● **Stated exercise A**:
Copy the records word for word, starting at their first line and stopping after the line that contains "media-kind-label: Apps bbox=[103, 73, 134, 88]".

● **Text shown**:
+++
Estonian Beer Review: Saku Koduõlu

Sahti is one of my favorite styles of beer; I’ve always been intrigued by exotic beers with unusual flavors and my career in forestry has made me especially keen to sample beers that use trees as ingredients. My first successful attempt at homebrewing was actually a Sahti inspired Belgian ale, which was quite ambitious for a novice homebrewer to pull off.  As a new brewer, I was overwhelmed by the creative possibilities of brewing and reached for the stars and decided to combine, juniper, honey, orange zest, coriander and Wyeast’s Forbidden Fruit ale yeast into a double strength concoction that would be used to ring in the end of skis season and the start of spring.  Instead of landing amongst the stars, I probably landed on the moon, but for my second batch of beer I was thrilled and the positive feedback kept me coming back for more.

So naturally being in the Baltic I’ve kept my eye open for examples of this style.  I’m pleased to report that while not ubiquitous, Sahti brewing is alive and well both in Finland and Estonia.  I recently sampled a fine commercial example of the style from Estonia, Koduõlu.

IMG_7638

mmmmm! Sahti! Terviseks!
+++
● **Raw records**:
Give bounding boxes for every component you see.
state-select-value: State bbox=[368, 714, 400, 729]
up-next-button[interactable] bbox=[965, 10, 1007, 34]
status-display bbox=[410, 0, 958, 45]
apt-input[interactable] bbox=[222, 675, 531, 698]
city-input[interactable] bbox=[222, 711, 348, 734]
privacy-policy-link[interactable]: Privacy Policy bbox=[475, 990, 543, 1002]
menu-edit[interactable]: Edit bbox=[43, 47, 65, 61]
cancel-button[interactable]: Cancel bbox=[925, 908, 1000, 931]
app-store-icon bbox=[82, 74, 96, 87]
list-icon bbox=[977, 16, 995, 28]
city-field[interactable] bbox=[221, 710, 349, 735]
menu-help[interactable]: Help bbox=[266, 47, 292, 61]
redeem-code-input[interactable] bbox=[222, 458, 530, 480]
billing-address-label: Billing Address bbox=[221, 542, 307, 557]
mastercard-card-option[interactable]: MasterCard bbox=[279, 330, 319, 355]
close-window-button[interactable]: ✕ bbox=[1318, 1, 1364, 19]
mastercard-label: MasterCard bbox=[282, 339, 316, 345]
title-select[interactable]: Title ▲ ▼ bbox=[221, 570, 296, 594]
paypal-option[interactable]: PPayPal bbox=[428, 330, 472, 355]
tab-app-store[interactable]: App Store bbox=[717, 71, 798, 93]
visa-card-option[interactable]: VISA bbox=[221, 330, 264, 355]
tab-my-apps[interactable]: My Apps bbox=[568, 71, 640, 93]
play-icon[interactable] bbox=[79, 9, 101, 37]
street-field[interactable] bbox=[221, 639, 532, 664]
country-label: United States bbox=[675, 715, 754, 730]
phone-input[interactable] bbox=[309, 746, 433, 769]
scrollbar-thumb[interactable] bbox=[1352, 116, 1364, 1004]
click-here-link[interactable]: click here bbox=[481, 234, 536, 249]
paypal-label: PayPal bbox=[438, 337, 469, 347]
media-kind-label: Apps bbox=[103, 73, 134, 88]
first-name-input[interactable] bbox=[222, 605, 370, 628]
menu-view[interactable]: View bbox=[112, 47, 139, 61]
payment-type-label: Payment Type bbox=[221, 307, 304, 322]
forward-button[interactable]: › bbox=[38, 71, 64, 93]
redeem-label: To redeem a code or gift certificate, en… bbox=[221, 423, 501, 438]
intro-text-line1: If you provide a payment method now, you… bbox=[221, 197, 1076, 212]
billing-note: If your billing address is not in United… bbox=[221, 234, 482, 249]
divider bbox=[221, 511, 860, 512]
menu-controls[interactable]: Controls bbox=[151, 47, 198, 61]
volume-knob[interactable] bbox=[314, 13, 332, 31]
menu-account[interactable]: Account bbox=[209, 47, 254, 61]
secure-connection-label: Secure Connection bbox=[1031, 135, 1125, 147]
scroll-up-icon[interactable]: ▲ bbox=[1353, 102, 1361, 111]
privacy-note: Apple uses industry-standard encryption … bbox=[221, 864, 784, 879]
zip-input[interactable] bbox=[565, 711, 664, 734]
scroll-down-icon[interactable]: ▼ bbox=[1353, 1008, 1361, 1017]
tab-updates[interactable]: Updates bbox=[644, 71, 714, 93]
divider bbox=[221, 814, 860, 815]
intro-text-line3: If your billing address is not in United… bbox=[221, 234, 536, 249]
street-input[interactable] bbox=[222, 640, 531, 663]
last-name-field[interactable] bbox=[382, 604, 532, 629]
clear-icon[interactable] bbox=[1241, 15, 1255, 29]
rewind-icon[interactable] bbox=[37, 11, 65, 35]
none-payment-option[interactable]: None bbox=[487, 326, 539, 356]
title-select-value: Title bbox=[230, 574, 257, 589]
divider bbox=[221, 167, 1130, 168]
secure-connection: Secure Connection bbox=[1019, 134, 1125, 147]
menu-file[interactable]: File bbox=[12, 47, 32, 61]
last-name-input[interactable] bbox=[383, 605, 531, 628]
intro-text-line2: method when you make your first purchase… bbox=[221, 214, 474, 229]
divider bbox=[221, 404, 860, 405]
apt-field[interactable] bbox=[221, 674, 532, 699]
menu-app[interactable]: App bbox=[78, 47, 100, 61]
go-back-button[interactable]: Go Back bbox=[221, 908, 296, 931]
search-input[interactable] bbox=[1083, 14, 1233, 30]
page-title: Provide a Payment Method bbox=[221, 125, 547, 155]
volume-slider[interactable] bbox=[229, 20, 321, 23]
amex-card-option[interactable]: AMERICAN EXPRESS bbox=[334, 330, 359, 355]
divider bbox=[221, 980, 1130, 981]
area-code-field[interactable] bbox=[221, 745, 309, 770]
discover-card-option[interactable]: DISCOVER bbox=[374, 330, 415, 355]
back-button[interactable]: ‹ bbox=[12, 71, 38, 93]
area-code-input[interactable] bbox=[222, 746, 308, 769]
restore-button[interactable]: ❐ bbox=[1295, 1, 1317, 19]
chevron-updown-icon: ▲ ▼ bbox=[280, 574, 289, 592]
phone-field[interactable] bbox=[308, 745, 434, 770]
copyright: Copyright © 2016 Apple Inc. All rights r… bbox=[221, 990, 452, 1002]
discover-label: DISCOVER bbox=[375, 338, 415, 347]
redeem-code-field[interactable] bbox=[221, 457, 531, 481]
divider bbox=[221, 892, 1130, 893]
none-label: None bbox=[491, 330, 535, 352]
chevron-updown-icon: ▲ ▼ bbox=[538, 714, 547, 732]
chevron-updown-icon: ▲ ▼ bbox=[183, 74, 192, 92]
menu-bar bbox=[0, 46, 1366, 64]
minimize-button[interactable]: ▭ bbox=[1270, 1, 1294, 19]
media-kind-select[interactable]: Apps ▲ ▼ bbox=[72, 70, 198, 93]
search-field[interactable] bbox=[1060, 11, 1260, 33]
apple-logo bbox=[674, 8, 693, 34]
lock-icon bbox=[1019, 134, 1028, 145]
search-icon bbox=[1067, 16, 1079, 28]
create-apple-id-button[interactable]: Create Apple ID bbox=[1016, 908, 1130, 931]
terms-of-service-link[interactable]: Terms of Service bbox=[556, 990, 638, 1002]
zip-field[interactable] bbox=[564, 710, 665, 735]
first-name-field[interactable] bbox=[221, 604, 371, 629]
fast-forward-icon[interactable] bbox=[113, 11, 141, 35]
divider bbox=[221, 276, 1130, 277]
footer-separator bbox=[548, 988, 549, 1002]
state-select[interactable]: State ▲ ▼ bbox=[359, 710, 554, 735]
+++
● **Stated exercise B**:
Go on with the Saku Koduõlu beer review from the point where it stops.

● **Final answer A**:
Give bounding boxes for every component you see.
state-select-value: State bbox=[368, 714, 400, 729]
up-next-button[interactable] bbox=[965, 10, 1007, 34]
status-display bbox=[410, 0, 958, 45]
apt-input[interactable] bbox=[222, 675, 531, 698]
city-input[interactable] bbox=[222, 711, 348, 734]
privacy-policy-link[interactable]: Privacy Policy bbox=[475, 990, 543, 1002]
menu-edit[interactable]: Edit bbox=[43, 47, 65, 61]
cancel-button[interactable]: Cancel bbox=[925, 908, 1000, 931]
app-store-icon bbox=[82, 74, 96, 87]
list-icon bbox=[977, 16, 995, 28]
city-field[interactable] bbox=[221, 710, 349, 735]
menu-help[interactable]: Help bbox=[266, 47, 292, 61]
redeem-code-input[interactable] bbox=[222, 458, 530, 480]
billing-address-label: Billing Address bbox=[221, 542, 307, 557]
mastercard-card-option[interactable]: MasterCard bbox=[279, 330, 319, 355]
close-window-button[interactable]: ✕ bbox=[1318, 1, 1364, 19]
mastercard-label: MasterCard bbox=[282, 339, 316, 345]
title-select[interactable]: Title ▲ ▼ bbox=[221, 570, 296, 594]
paypal-option[interactable]: PPayPal bbox=[428, 330, 472, 355]
tab-app-store[interactable]: App Store bbox=[717, 71, 798, 93]
visa-card-option[interactable]: VISA bbox=[221, 330, 264, 355]
tab-my-apps[interactable]: My Apps bbox=[568, 71, 640, 93]
play-icon[interactable] bbox=[79, 9, 101, 37]
street-field[interactable] bbox=[221, 639, 532, 664]
country-label: United States bbox=[675, 715, 754, 730]
phone-input[interactable] bbox=[309, 746, 433, 769]
scrollbar-thumb[interactable] bbox=[1352, 116, 1364, 1004]
click-here-link[interactable]: click here bbox=[481, 234, 536, 249]
paypal-label: PayPal bbox=[438, 337, 469, 347]
media-kind-label: Apps bbox=[103, 73, 134, 88]

● **Final answer B**:
The name Koduõlu mean literally homebrew.  True to style its hazy, with lots of sediment and big bite of juniper. While Finland gets all the credit for this style its actually a shared style brewed in Finland, the Swedish Island of Gotland and the Estonian island of Saaremaa. In all three areas beers were traditionally brewed with rye and barley,  because of the primitive sparging techniques and difficulties in mashing rye, brewers traditionally filtered their wort with juniper boughs giving this style one of its most unique characteristics.  Juniper also gives the beer a nice bitterness and eliminates the need for hops. I had long thought this was because hops couldn’t grow in such a cold and inhospitable climate as Finland, but a resent trip to Finland proved my assumptions wrong.  They actually can grow quite well in Finland, up to 20cm per day!  So the lack of hops in this style doesn’t reflect the inability to grow hops so much as the tradition of using more ancient brewing techniques used to make gruit.

Now on to the review!

Appearance-Deep orange, very hazy with a thick off-white head with good retention, plenty of yeast sediment in the bottle to swirl and add or leave alone depending on your preference

Smell-Slightly spicy with hints of alcohol and clove, some peachy esters

Taste-Mild fruity sweetness upfront, esters reminiscent of oranges, balanced by woody tannins from juniper with a dry and slightly mineral finish.

Mouthfeel– Medium to full bodied with medium low carbonation.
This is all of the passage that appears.